Exercise brief: Pull each line holding the word "compartimentos" from the data.

Data for this task:
(begin)

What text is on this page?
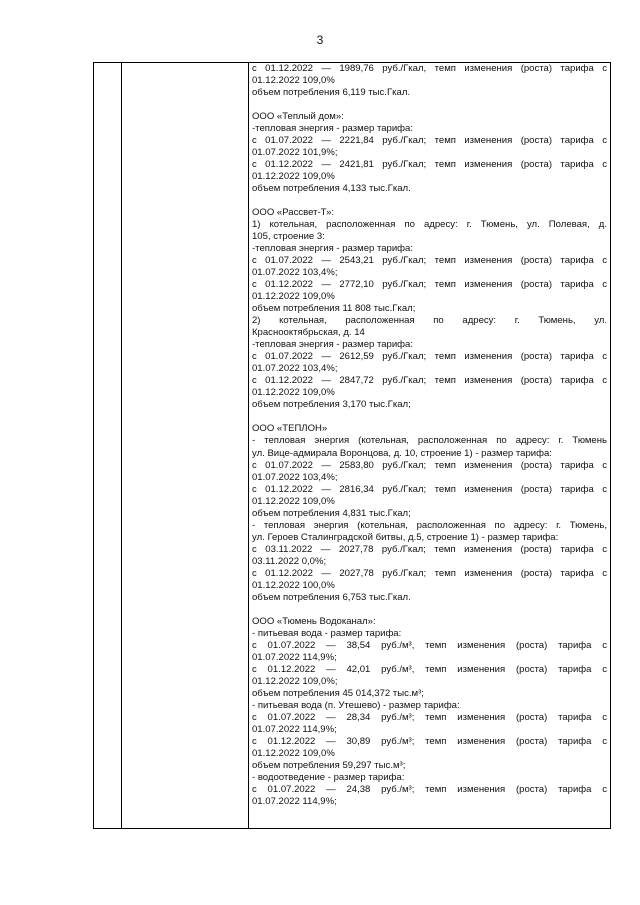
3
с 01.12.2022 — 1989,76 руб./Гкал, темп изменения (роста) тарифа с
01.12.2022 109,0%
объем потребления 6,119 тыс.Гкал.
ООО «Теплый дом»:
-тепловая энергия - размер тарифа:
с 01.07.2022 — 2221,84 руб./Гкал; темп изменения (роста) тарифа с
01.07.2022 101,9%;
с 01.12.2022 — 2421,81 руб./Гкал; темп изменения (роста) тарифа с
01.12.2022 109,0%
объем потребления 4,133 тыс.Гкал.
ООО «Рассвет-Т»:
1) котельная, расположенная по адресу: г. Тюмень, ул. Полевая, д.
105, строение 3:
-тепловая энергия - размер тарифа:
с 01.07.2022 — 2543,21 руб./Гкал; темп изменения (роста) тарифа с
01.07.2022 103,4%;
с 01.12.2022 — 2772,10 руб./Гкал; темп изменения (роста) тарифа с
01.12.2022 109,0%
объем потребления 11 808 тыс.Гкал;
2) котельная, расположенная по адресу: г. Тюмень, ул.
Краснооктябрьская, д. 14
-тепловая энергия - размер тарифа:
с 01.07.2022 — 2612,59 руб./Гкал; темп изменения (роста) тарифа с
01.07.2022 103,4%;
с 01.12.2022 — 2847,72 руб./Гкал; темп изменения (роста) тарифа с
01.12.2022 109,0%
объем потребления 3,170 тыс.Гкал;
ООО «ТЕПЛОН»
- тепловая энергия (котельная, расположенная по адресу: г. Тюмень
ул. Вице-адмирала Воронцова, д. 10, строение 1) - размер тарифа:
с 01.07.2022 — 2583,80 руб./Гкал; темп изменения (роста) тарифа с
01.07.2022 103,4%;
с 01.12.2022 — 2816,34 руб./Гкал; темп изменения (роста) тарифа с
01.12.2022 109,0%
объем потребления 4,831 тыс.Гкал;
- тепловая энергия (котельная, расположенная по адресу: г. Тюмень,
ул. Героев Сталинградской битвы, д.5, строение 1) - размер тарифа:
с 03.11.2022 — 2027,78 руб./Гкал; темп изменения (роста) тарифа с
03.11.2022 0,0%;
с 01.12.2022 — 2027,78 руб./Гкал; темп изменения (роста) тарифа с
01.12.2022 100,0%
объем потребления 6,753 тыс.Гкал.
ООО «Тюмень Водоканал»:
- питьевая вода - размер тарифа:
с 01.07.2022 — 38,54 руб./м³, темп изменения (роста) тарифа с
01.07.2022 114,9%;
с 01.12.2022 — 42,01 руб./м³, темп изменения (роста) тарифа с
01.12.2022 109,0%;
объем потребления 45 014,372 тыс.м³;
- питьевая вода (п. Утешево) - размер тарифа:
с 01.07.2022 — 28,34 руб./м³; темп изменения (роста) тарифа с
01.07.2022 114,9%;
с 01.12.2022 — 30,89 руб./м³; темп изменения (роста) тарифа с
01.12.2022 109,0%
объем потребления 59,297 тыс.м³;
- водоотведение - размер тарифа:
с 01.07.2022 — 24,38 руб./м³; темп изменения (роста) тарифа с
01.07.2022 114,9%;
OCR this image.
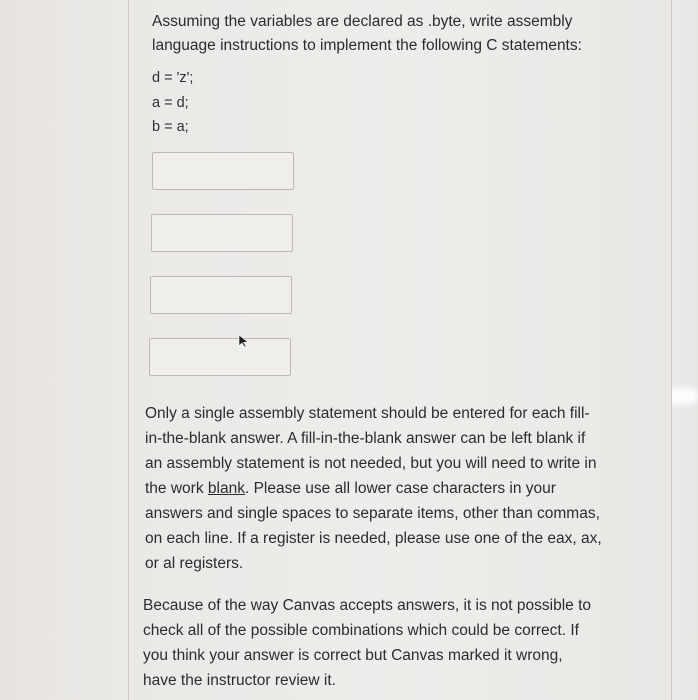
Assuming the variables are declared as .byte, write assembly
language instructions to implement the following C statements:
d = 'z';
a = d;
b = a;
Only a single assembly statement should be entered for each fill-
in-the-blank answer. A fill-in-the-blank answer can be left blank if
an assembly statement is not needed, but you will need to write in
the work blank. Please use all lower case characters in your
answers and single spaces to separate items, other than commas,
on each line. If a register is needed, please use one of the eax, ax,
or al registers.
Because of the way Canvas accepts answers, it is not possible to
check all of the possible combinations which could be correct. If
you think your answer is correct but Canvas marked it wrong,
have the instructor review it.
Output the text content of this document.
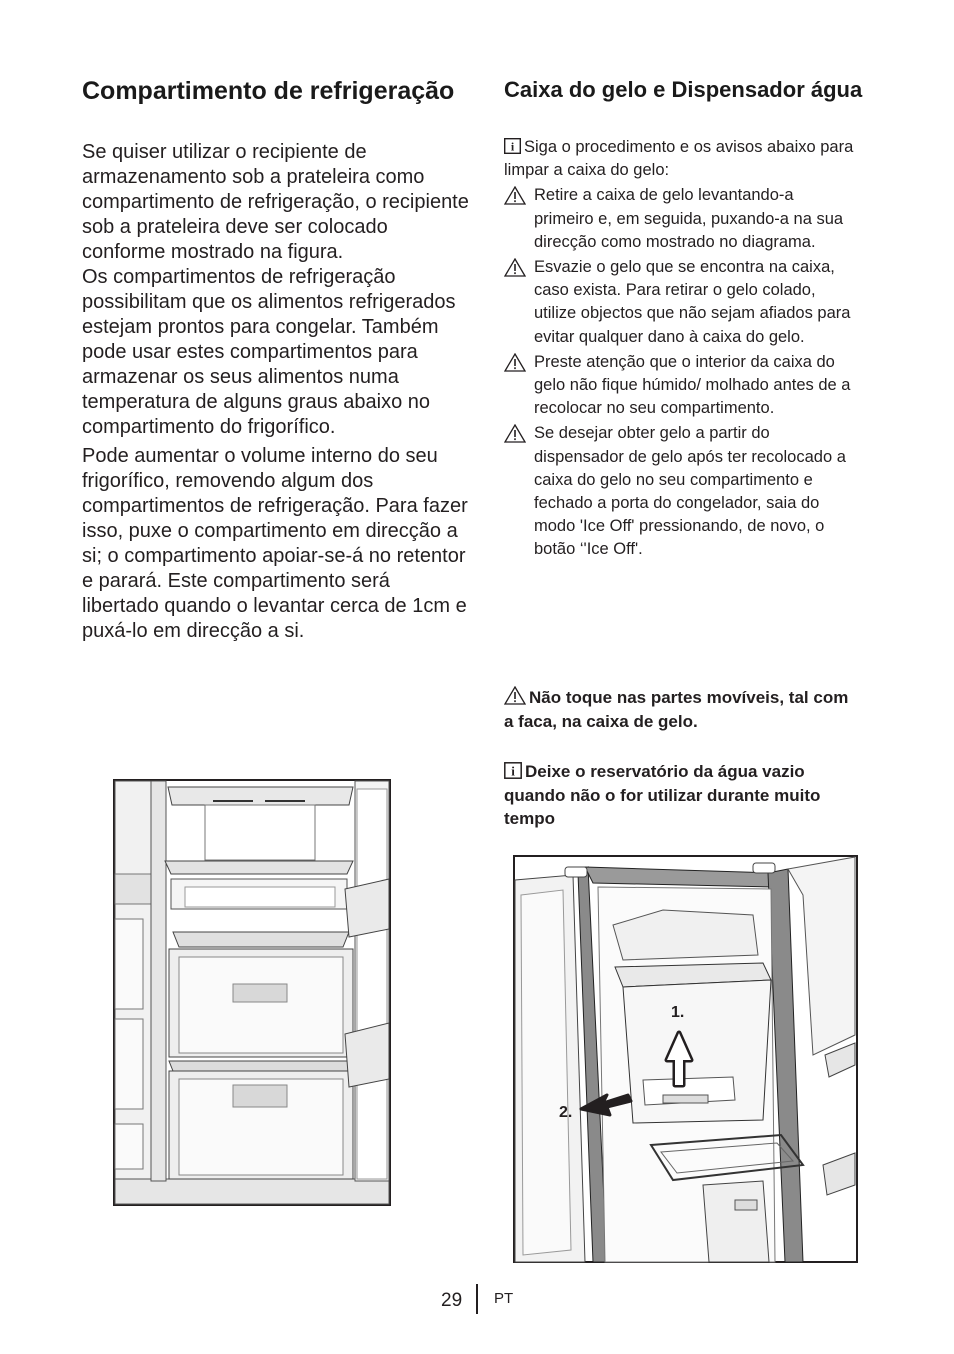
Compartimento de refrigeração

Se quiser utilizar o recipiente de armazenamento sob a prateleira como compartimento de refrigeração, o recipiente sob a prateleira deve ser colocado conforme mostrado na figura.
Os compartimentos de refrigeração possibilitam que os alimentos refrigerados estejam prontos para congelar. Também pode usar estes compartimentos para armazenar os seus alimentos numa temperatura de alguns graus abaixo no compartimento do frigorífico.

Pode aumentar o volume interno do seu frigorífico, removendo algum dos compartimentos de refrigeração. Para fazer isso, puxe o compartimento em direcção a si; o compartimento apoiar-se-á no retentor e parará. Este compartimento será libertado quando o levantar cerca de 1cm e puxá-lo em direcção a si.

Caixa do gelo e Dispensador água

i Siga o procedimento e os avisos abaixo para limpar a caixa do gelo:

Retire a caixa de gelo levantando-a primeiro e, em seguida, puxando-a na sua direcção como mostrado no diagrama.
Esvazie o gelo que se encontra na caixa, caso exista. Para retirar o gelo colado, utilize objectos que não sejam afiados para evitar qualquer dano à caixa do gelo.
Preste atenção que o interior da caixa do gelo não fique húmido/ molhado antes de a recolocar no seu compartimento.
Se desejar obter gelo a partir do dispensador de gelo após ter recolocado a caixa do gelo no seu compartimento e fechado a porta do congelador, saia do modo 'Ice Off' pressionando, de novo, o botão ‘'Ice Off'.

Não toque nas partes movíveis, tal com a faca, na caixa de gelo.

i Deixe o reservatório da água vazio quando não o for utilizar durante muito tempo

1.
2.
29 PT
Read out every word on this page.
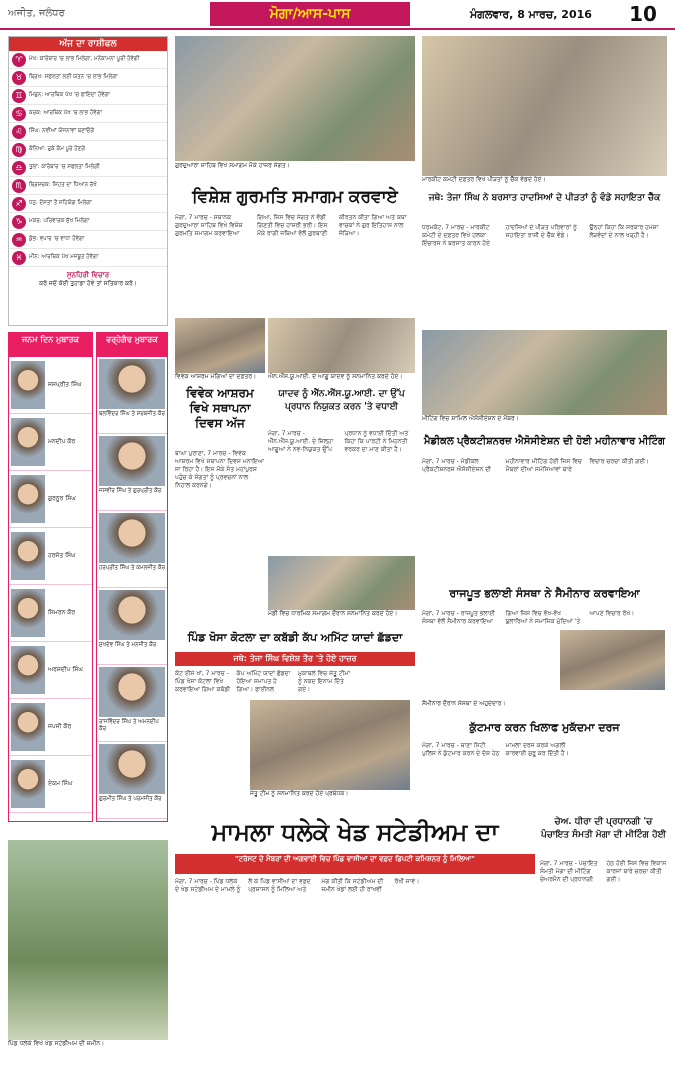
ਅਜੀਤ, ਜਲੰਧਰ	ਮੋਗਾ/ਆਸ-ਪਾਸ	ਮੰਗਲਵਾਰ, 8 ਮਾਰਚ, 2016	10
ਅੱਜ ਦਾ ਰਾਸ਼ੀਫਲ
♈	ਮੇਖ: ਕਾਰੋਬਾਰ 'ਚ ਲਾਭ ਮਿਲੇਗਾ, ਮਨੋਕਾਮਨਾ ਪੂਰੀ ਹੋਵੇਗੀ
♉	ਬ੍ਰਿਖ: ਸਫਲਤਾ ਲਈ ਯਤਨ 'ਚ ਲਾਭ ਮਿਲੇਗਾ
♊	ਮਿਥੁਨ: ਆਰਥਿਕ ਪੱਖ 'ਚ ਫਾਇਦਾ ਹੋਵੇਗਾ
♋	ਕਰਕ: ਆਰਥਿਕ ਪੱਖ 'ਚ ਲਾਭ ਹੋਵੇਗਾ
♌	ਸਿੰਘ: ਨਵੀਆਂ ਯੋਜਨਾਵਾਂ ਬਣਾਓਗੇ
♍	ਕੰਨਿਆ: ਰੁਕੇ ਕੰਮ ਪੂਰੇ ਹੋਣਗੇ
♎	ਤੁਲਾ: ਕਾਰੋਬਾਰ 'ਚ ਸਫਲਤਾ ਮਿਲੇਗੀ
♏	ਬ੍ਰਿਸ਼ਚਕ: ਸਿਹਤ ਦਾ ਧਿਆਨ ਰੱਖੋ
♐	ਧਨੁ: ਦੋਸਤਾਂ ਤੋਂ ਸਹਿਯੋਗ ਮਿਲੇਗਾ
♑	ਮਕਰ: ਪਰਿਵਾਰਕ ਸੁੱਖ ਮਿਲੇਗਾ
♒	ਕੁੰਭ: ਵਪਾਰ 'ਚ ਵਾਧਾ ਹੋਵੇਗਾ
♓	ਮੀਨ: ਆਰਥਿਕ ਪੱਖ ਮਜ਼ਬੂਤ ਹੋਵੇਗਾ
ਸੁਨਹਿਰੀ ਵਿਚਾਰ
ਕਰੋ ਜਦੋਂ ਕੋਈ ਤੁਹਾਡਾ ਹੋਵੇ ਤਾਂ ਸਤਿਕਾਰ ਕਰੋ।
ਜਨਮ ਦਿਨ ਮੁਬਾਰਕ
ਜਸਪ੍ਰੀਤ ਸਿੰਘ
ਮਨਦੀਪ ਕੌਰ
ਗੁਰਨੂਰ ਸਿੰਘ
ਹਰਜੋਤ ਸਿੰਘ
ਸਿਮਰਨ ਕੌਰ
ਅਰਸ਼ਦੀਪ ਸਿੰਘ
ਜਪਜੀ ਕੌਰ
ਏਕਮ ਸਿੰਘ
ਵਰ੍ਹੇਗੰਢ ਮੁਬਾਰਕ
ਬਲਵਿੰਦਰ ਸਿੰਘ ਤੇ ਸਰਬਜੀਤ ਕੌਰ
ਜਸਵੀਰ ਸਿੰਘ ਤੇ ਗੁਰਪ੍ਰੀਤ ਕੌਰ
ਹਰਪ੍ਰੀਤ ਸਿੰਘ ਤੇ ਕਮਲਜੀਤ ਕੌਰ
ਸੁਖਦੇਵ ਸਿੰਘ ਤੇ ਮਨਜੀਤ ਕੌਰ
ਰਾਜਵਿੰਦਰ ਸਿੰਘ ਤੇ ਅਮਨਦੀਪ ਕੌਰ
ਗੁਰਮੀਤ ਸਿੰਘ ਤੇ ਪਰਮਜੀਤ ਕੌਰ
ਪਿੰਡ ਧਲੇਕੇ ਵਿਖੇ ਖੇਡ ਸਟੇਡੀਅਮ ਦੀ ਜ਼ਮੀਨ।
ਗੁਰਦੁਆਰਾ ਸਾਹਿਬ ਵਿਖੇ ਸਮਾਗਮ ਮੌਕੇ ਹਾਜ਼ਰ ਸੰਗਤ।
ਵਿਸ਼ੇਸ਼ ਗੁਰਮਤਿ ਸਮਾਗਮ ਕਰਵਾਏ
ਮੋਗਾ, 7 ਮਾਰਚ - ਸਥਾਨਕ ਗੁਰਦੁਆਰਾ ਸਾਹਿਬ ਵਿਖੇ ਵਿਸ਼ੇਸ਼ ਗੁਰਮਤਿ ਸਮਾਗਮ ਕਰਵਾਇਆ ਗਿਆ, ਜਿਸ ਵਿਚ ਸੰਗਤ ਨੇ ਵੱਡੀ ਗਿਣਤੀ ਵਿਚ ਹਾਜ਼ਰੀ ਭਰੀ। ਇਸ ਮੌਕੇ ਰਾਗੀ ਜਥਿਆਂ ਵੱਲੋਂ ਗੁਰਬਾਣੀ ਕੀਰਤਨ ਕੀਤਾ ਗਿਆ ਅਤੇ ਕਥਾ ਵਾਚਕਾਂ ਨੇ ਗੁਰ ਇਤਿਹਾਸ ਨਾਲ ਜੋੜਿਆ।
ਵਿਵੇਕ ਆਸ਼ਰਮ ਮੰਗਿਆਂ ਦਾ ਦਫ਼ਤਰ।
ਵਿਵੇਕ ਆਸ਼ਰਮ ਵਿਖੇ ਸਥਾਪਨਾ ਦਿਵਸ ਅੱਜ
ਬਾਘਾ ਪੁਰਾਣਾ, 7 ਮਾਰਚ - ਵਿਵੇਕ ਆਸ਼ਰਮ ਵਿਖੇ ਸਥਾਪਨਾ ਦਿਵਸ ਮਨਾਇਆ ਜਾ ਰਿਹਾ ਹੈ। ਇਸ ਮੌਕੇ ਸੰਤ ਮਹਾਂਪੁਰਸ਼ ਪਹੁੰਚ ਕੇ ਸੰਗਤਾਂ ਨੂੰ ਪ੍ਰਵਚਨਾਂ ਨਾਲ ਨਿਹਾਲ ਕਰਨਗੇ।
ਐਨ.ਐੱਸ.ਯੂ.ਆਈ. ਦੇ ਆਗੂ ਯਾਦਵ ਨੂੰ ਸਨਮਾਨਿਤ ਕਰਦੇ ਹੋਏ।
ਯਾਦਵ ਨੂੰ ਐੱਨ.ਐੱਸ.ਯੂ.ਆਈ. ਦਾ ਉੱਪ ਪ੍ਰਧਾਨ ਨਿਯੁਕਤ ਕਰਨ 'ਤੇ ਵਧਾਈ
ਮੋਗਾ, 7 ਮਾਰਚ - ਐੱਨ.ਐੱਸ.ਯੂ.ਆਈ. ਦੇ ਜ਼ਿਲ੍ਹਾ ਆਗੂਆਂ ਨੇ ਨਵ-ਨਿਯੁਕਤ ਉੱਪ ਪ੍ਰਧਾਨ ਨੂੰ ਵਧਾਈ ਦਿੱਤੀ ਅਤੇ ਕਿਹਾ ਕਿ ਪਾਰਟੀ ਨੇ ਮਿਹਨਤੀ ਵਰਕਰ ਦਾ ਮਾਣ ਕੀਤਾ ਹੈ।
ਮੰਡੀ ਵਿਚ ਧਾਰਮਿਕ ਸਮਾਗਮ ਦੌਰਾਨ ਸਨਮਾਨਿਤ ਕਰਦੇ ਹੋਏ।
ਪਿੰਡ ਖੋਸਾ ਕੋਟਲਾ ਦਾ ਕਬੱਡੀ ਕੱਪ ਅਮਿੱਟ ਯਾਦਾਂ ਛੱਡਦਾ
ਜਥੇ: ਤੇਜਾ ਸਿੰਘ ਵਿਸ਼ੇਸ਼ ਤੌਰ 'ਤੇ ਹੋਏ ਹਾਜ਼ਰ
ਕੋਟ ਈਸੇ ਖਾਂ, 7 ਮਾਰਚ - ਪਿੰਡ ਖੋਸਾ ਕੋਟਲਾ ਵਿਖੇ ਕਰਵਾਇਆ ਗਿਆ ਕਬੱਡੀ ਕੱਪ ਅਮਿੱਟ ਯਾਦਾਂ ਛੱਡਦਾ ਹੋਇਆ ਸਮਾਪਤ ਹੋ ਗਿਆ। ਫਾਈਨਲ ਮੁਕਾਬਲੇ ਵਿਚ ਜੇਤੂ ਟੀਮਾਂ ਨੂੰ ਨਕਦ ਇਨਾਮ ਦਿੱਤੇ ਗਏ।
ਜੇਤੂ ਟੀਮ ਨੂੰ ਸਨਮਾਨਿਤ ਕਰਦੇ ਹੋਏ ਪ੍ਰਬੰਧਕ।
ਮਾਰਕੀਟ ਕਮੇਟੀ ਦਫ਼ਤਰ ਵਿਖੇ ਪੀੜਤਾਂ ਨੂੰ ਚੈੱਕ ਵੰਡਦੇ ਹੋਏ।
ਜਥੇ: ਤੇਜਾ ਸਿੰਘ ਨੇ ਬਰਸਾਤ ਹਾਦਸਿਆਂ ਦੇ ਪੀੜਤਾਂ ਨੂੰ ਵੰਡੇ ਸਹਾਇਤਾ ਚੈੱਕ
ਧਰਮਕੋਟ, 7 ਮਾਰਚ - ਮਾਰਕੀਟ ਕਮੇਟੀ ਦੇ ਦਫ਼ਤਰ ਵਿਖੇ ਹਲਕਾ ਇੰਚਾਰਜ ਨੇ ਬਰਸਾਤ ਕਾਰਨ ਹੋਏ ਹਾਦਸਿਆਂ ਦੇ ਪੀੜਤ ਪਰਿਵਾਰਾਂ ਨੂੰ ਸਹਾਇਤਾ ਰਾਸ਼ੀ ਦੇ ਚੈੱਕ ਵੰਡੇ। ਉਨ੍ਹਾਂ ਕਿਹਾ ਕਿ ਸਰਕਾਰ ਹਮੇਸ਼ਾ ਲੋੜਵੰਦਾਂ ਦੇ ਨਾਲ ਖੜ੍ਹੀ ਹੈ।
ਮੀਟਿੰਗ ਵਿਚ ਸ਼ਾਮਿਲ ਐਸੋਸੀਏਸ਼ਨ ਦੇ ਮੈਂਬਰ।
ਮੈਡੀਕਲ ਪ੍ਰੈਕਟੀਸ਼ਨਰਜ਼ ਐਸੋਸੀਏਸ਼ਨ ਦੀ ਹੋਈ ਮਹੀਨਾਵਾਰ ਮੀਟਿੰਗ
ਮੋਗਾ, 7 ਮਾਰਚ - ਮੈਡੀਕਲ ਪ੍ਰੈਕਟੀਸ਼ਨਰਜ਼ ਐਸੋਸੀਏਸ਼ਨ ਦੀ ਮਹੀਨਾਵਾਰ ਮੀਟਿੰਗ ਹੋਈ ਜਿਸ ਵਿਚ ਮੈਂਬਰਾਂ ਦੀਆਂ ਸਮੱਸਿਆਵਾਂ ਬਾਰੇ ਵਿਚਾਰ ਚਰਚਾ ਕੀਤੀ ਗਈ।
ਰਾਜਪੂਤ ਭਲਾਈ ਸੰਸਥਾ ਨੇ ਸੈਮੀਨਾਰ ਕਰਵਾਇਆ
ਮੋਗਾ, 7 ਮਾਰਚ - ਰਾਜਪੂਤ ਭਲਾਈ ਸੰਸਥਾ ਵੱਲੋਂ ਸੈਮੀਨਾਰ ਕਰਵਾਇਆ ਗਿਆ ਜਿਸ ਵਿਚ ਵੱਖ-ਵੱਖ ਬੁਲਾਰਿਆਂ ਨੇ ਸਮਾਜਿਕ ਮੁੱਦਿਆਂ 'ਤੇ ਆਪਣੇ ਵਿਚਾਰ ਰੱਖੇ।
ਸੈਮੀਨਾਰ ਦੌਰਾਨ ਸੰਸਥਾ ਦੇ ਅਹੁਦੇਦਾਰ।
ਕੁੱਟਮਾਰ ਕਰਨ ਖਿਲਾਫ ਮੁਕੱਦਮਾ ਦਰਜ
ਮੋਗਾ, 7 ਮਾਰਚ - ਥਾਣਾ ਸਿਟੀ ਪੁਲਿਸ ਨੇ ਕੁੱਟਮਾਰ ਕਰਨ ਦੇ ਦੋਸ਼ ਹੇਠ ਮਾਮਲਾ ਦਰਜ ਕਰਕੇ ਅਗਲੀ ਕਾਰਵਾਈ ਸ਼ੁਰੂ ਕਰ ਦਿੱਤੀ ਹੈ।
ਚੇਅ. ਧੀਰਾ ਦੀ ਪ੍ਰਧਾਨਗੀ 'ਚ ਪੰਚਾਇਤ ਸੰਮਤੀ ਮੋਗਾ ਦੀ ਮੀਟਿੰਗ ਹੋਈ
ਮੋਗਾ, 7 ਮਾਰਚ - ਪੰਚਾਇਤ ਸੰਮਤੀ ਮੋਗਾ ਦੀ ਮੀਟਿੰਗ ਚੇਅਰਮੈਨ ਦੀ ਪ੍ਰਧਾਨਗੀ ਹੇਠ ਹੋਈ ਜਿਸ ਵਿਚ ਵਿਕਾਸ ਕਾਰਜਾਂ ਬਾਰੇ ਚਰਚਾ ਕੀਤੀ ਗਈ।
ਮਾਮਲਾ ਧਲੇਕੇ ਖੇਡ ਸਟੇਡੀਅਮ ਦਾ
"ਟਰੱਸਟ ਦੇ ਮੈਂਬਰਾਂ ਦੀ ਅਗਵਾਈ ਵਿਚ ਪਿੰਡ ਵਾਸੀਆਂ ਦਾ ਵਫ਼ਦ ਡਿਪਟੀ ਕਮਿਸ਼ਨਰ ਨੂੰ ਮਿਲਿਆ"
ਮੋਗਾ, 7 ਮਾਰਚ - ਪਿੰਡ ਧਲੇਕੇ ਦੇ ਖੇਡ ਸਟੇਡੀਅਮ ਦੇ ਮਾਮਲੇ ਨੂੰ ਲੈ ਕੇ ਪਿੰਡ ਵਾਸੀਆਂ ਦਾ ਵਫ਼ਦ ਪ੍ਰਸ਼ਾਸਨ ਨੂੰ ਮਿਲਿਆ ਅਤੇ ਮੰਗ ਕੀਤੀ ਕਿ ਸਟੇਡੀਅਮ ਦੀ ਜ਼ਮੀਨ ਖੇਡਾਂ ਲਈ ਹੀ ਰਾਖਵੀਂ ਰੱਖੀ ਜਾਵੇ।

(end)

Result for this task:
Os compartimentos de refrigeração possibilitam que os alimentos refrigerados estejam prontos para congelar. Também pode usar estes compartimentos para armazenar os seus alimentos numa temperatura de alguns graus abaixo no compartimento do frigorífico.
Pode aumentar o volume interno do seu frigorífico, removendo algum dos compartimentos de refrigeração. Para fazer isso, puxe o compartimento em direcção a si; o compartimento apoiar-se-á no retentor e parará. Este compartimento será libertado quando o levantar cerca de 1cm e puxá-lo em direcção a si.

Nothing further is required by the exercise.